──────── MATERIAL FOR THIS EXERCISE ────────

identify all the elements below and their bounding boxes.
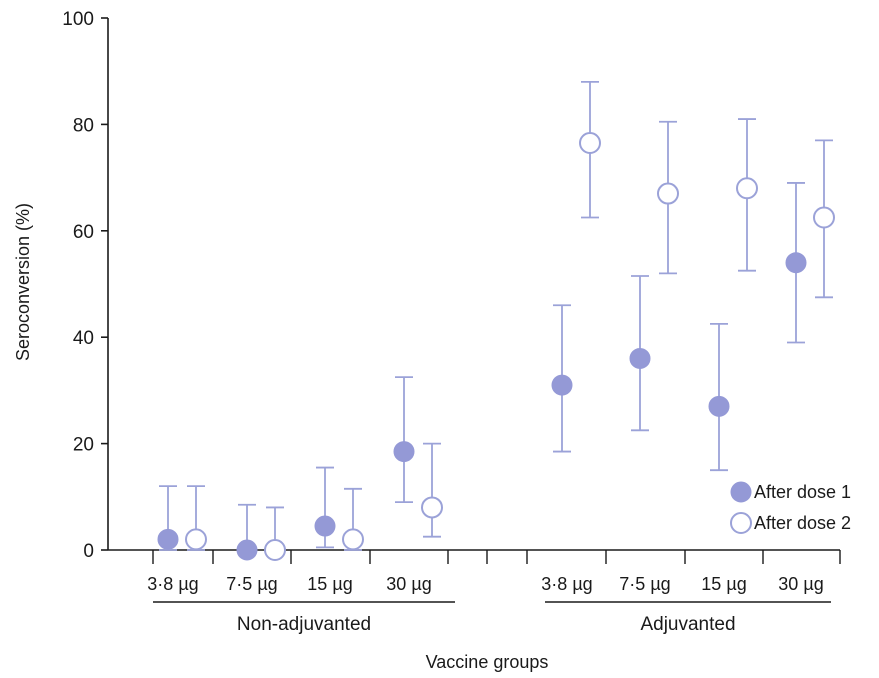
y-tick-label: 0: [83, 541, 94, 562]
x-tick-label: 7·5 µg: [226, 574, 277, 594]
y-tick-label: 80: [73, 115, 94, 136]
point-after-dose-1: [629, 347, 651, 369]
x-tick-label: 15 µg: [307, 574, 352, 594]
x-tick-label: 3·8 µg: [541, 574, 592, 594]
point-after-dose-1: [393, 441, 415, 463]
legend: After dose 1 After dose 2: [730, 481, 851, 534]
legend-marker-filled: [730, 481, 752, 503]
point-after-dose-1: [157, 528, 179, 550]
point-after-dose-1: [708, 395, 730, 417]
group-label: Non-adjuvanted: [237, 614, 371, 635]
legend-label: After dose 2: [754, 513, 851, 533]
y-ticks: 0 20 40 60 80 100: [62, 9, 108, 562]
point-after-dose-2: [813, 206, 835, 229]
y-axis-label: Seroconversion (%): [13, 203, 33, 361]
point-after-dose-1: [551, 374, 573, 396]
point-after-dose-2: [736, 177, 758, 200]
x-tick-label: 7·5 µg: [619, 574, 670, 594]
point-after-dose-2: [264, 539, 286, 561]
y-tick-label: 40: [73, 328, 94, 349]
x-tick-label: 30 µg: [778, 574, 823, 594]
x-ticks: 3·8 µg 7·5 µg 15 µg 30 µg 3·8 µg 7·5 µg 15 µg 3…: [147, 550, 841, 594]
x-tick-label: 30 µg: [386, 574, 431, 594]
legend-label: After dose 1: [754, 482, 851, 502]
legend-marker-open: [730, 512, 752, 534]
point-after-dose-1: [785, 252, 807, 274]
point-after-dose-1: [314, 515, 336, 537]
point-after-dose-2: [421, 496, 443, 519]
x-axis-label: Vaccine groups: [426, 652, 549, 672]
point-after-dose-2: [342, 528, 364, 551]
y-tick-label: 60: [73, 222, 94, 243]
data-points: [157, 132, 835, 561]
y-tick-label: 100: [62, 9, 94, 30]
x-tick-label: 15 µg: [701, 574, 746, 594]
point-after-dose-2: [185, 528, 207, 551]
point-after-dose-2: [657, 182, 679, 205]
group-labels: Non-adjuvanted Adjuvanted: [153, 601, 831, 635]
error-bars: [159, 80, 833, 551]
point-after-dose-2: [579, 132, 601, 155]
axes: [107, 18, 840, 551]
group-label: Adjuvanted: [640, 614, 735, 635]
x-tick-label: 3·8 µg: [147, 574, 198, 594]
point-after-dose-1: [236, 539, 258, 561]
y-tick-label: 20: [73, 435, 94, 456]
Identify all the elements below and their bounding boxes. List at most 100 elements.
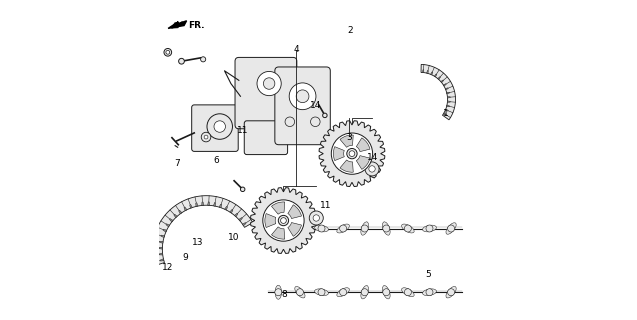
Circle shape	[289, 83, 316, 110]
Text: 6: 6	[213, 156, 219, 165]
Wedge shape	[356, 156, 370, 169]
FancyBboxPatch shape	[244, 121, 287, 155]
Circle shape	[257, 71, 281, 96]
Wedge shape	[356, 138, 370, 152]
Circle shape	[296, 225, 303, 232]
Circle shape	[204, 135, 208, 139]
Polygon shape	[422, 70, 424, 73]
Polygon shape	[239, 218, 242, 221]
Polygon shape	[319, 121, 385, 187]
Polygon shape	[213, 203, 215, 206]
Ellipse shape	[361, 222, 369, 235]
Circle shape	[201, 132, 211, 142]
Text: 8: 8	[281, 290, 287, 299]
FancyBboxPatch shape	[192, 105, 238, 151]
Wedge shape	[340, 135, 354, 147]
Circle shape	[263, 200, 304, 241]
Circle shape	[448, 225, 455, 232]
Text: 3: 3	[346, 132, 352, 141]
Polygon shape	[178, 210, 182, 214]
FancyBboxPatch shape	[275, 67, 331, 145]
Circle shape	[340, 225, 347, 232]
Ellipse shape	[446, 223, 456, 234]
Circle shape	[365, 162, 379, 176]
Ellipse shape	[401, 288, 414, 297]
Text: 7: 7	[174, 159, 180, 168]
Circle shape	[275, 289, 282, 296]
Circle shape	[275, 225, 282, 232]
Text: FR.: FR.	[189, 21, 205, 30]
Polygon shape	[159, 247, 162, 249]
Polygon shape	[421, 64, 455, 120]
Polygon shape	[445, 88, 448, 90]
Polygon shape	[427, 70, 428, 74]
Polygon shape	[434, 74, 437, 77]
Circle shape	[164, 49, 171, 56]
Ellipse shape	[337, 224, 349, 233]
Polygon shape	[169, 219, 173, 222]
Ellipse shape	[446, 286, 456, 298]
Circle shape	[448, 289, 455, 296]
Circle shape	[404, 225, 412, 232]
Ellipse shape	[401, 224, 414, 233]
Ellipse shape	[295, 223, 305, 234]
Wedge shape	[271, 202, 285, 214]
Polygon shape	[168, 21, 187, 28]
Text: 11: 11	[320, 201, 331, 210]
Polygon shape	[230, 210, 233, 213]
Text: 11: 11	[237, 126, 248, 135]
Text: 12: 12	[161, 263, 173, 272]
Circle shape	[207, 114, 233, 139]
Ellipse shape	[382, 222, 390, 235]
Circle shape	[349, 151, 355, 156]
Text: 1: 1	[443, 109, 449, 118]
Polygon shape	[219, 204, 222, 208]
Wedge shape	[288, 205, 301, 219]
Circle shape	[278, 215, 289, 226]
Wedge shape	[271, 227, 285, 239]
Polygon shape	[159, 241, 163, 243]
Polygon shape	[159, 253, 163, 255]
Circle shape	[296, 289, 303, 296]
Circle shape	[426, 289, 433, 296]
Circle shape	[340, 289, 347, 296]
Polygon shape	[447, 105, 450, 107]
Circle shape	[361, 289, 368, 296]
Ellipse shape	[275, 221, 282, 236]
Wedge shape	[340, 160, 354, 172]
Polygon shape	[431, 72, 433, 75]
Text: 14: 14	[367, 153, 378, 162]
FancyBboxPatch shape	[235, 57, 297, 129]
Text: 14: 14	[310, 101, 322, 110]
Circle shape	[263, 78, 275, 89]
Ellipse shape	[361, 285, 369, 299]
Ellipse shape	[422, 289, 436, 296]
Circle shape	[313, 215, 320, 221]
Circle shape	[309, 211, 324, 225]
Circle shape	[296, 90, 309, 103]
Wedge shape	[288, 222, 301, 236]
Circle shape	[331, 133, 373, 174]
Polygon shape	[443, 113, 447, 115]
Circle shape	[214, 121, 225, 132]
Polygon shape	[163, 229, 167, 232]
Polygon shape	[447, 97, 450, 98]
Circle shape	[383, 289, 390, 296]
Circle shape	[404, 289, 412, 296]
Polygon shape	[161, 235, 164, 238]
Text: 2: 2	[348, 27, 353, 36]
Circle shape	[201, 57, 206, 62]
Circle shape	[426, 225, 433, 232]
Polygon shape	[174, 214, 177, 218]
Circle shape	[166, 50, 169, 54]
Polygon shape	[208, 202, 210, 205]
Circle shape	[318, 289, 325, 296]
Polygon shape	[445, 109, 448, 111]
Polygon shape	[242, 222, 246, 226]
Circle shape	[369, 166, 375, 172]
Ellipse shape	[422, 225, 436, 232]
Polygon shape	[234, 213, 238, 217]
Text: 13: 13	[192, 238, 203, 247]
Circle shape	[323, 113, 327, 118]
Ellipse shape	[337, 288, 349, 297]
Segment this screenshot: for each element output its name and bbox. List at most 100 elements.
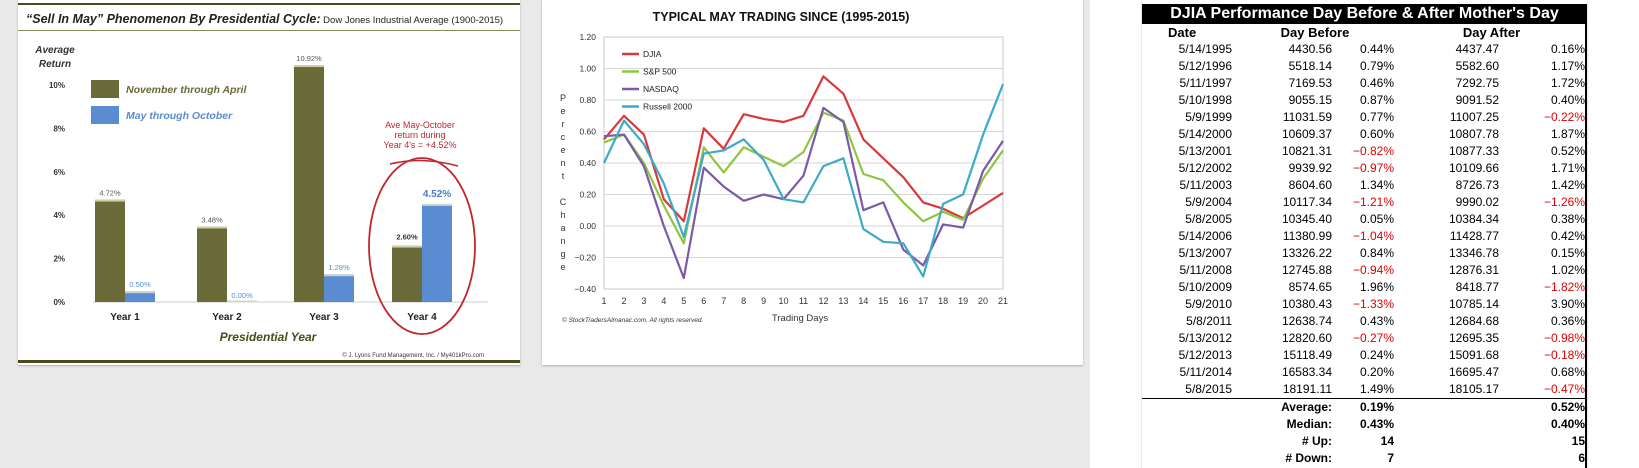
cell-date: 5/13/2012 xyxy=(1178,331,1232,345)
cell-pct-after: 1.17% xyxy=(1550,59,1585,73)
cell-pct-after: 1.87% xyxy=(1550,127,1585,141)
x-tick-label: 4 xyxy=(661,296,666,306)
x-tick-label: 5 xyxy=(681,296,686,306)
x-tick-label: 7 xyxy=(721,296,726,306)
bar-may-oct xyxy=(125,291,155,302)
may-trading-line-chart: TYPICAL MAY TRADING SINCE (1995-2015) 1.2… xyxy=(560,10,1008,324)
y-tick-label: 0.00 xyxy=(579,221,596,231)
header-day-after: Day After xyxy=(1462,25,1521,40)
x-tick-label: 2 xyxy=(621,296,626,306)
djia-table-panel: DJIA Performance Day Before & After Moth… xyxy=(1142,0,1587,468)
cell-close-before: 5518.14 xyxy=(1288,59,1332,73)
cell-close-before: 12820.60 xyxy=(1281,331,1332,345)
summary-row: Median: 0.43% 0.40% xyxy=(1142,416,1587,433)
cell-pct-after: 1.42% xyxy=(1550,178,1585,192)
cell-blank xyxy=(1396,433,1501,450)
x-category-label: Year 4 xyxy=(407,312,437,323)
cell-blank xyxy=(1396,416,1501,433)
cell-date: 5/11/2014 xyxy=(1179,365,1233,379)
title-underline xyxy=(18,30,520,31)
cell-close-before: 12745.88 xyxy=(1281,263,1332,277)
header-day-before: Day Before xyxy=(1280,25,1350,40)
x-tick-label: 18 xyxy=(938,296,948,306)
cell-date: 5/11/2008 xyxy=(1179,263,1233,277)
x-axis-title: Trading Days xyxy=(772,313,828,324)
x-tick-label: 17 xyxy=(918,296,928,306)
y-axis-label-line2: Return xyxy=(39,59,71,70)
cell-close-after: 12695.35 xyxy=(1448,331,1499,345)
cell-date: 5/13/2007 xyxy=(1178,246,1232,260)
summary-before: 0.19% xyxy=(1334,398,1396,416)
table-row: 5/9/1999 11031.59 0.77% 11007.25 −0.22% xyxy=(1142,109,1587,126)
cell-pct-before: 1.96% xyxy=(1359,280,1394,294)
bar-data-label: 1.28% xyxy=(328,263,350,272)
y-axis-label-line1: Average xyxy=(34,45,75,56)
cell-close-after: 4437.47 xyxy=(1455,42,1499,56)
x-tick-label: 15 xyxy=(878,296,888,306)
table-right-border xyxy=(1585,24,1587,468)
cell-blank xyxy=(1142,416,1234,433)
summary-label: # Down: xyxy=(1285,451,1332,465)
series-line-s-p-500 xyxy=(603,111,1004,245)
chart-title-main: “Sell In May” Phenomenon By Presidential… xyxy=(26,12,321,26)
summary-before: 0.43% xyxy=(1359,417,1394,431)
y-tick-label: −0.20 xyxy=(574,253,596,263)
x-tick-label: 16 xyxy=(898,296,908,306)
cell-close-before: 12638.74 xyxy=(1281,314,1332,328)
cell-close-after: 9091.52 xyxy=(1455,93,1499,107)
annotation-text: return during xyxy=(394,130,445,140)
cell-date: 5/10/1998 xyxy=(1178,93,1232,107)
legend-swatch xyxy=(91,106,119,124)
cell-date: 5/11/2003 xyxy=(1179,178,1233,192)
x-tick-label: 12 xyxy=(818,296,828,306)
table-row: 5/12/2002 9939.92 −0.97% 10109.66 1.71% xyxy=(1142,160,1587,177)
cell-pct-before: −1.33% xyxy=(1352,297,1394,311)
summary-row: Average: 0.19% 0.52% xyxy=(1142,398,1587,416)
cell-close-before: 9055.15 xyxy=(1288,93,1332,107)
year4-highlight-ellipse xyxy=(368,157,476,335)
cell-date: 5/14/1995 xyxy=(1178,42,1232,56)
cell-pct-after: −1.26% xyxy=(1543,195,1585,209)
x-tick-label: 20 xyxy=(978,296,988,306)
cell-pct-before: −0.97% xyxy=(1352,161,1394,175)
chart-title: “Sell In May” Phenomenon By Presidential… xyxy=(26,12,503,26)
cell-pct-before: 0.44% xyxy=(1359,42,1394,56)
cell-close-before: 8574.65 xyxy=(1288,280,1332,294)
y-axis-label-letter: c xyxy=(561,132,566,142)
cell-close-after: 8418.77 xyxy=(1455,280,1499,294)
cell-pct-after: 0.40% xyxy=(1550,93,1585,107)
table-row: 5/8/2011 12638.74 0.43% 12684.68 0.36% xyxy=(1142,313,1587,330)
cell-pct-after: 0.36% xyxy=(1550,314,1585,328)
table-row: 5/13/2012 12820.60 −0.27% 12695.35 −0.98% xyxy=(1142,330,1587,347)
cell-close-after: 7292.75 xyxy=(1455,76,1499,90)
x-category-label: Year 1 xyxy=(110,312,140,323)
summary-row: # Up: 14 15 xyxy=(1142,433,1587,450)
cell-close-before: 13326.22 xyxy=(1281,246,1332,260)
bar-data-label: 2.60% xyxy=(396,233,418,242)
table-row: 5/10/2009 8574.65 1.96% 8418.77 −1.82% xyxy=(1142,279,1587,296)
cell-close-before: 10821.31 xyxy=(1281,144,1332,158)
bar-top-highlight xyxy=(422,203,452,206)
cell-close-before: 9939.92 xyxy=(1288,161,1332,175)
header-date: Date xyxy=(1168,25,1197,40)
top-rule xyxy=(18,3,520,5)
cell-close-after: 16695.47 xyxy=(1448,365,1499,379)
cell-pct-before: −0.27% xyxy=(1352,331,1394,345)
cell-close-before: 11031.59 xyxy=(1282,110,1332,124)
table-row: 5/9/2004 10117.34 −1.21% 9990.02 −1.26% xyxy=(1142,194,1587,211)
cell-pct-after: 0.52% xyxy=(1550,144,1585,158)
bar-nov-apr xyxy=(392,245,422,302)
y-tick-label: 1.00 xyxy=(579,64,596,74)
table-row: 5/8/2005 10345.40 0.05% 10384.34 0.38% xyxy=(1142,211,1587,228)
table-row: 5/8/2015 18191.11 1.49% 18105.17 −0.47% xyxy=(1142,381,1587,399)
y-axis-label-letter: e xyxy=(560,106,565,116)
chart-credit: © StockTradersAlmanac.com. All rights re… xyxy=(562,316,704,324)
cell-blank xyxy=(1396,450,1501,467)
djia-performance-table: Date Day Before Day After 5/14/1995 4430.… xyxy=(1142,24,1587,467)
cell-close-before: 10609.37 xyxy=(1281,127,1332,141)
cell-close-before: 15118.49 xyxy=(1282,348,1332,362)
table-row: 5/12/1996 5518.14 0.79% 5582.60 1.17% xyxy=(1142,58,1587,75)
series-line-nasdaq xyxy=(603,106,1004,280)
x-tick-label: 10 xyxy=(779,296,789,306)
y-tick-label: 10% xyxy=(49,81,65,90)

────────

**TASK STATEMENT**
Reproduce the material verbatim from the line with "y-tick-label: 0: [83, 541, 94, 562]" to the line with "point-after-dose-1: [157, 528, 179, 550]", including both of those lines.

**FINISHED EXERCISE**
y-tick-label: 0: [83, 541, 94, 562]
x-tick-label: 7·5 µg: [226, 574, 277, 594]
y-tick-label: 80: [73, 115, 94, 136]
point-after-dose-1: [629, 347, 651, 369]
x-tick-label: 15 µg: [307, 574, 352, 594]
x-tick-label: 3·8 µg: [541, 574, 592, 594]
point-after-dose-1: [393, 441, 415, 463]
legend: After dose 1 After dose 2: [730, 481, 851, 534]
legend-marker-filled: [730, 481, 752, 503]
point-after-dose-1: [157, 528, 179, 550]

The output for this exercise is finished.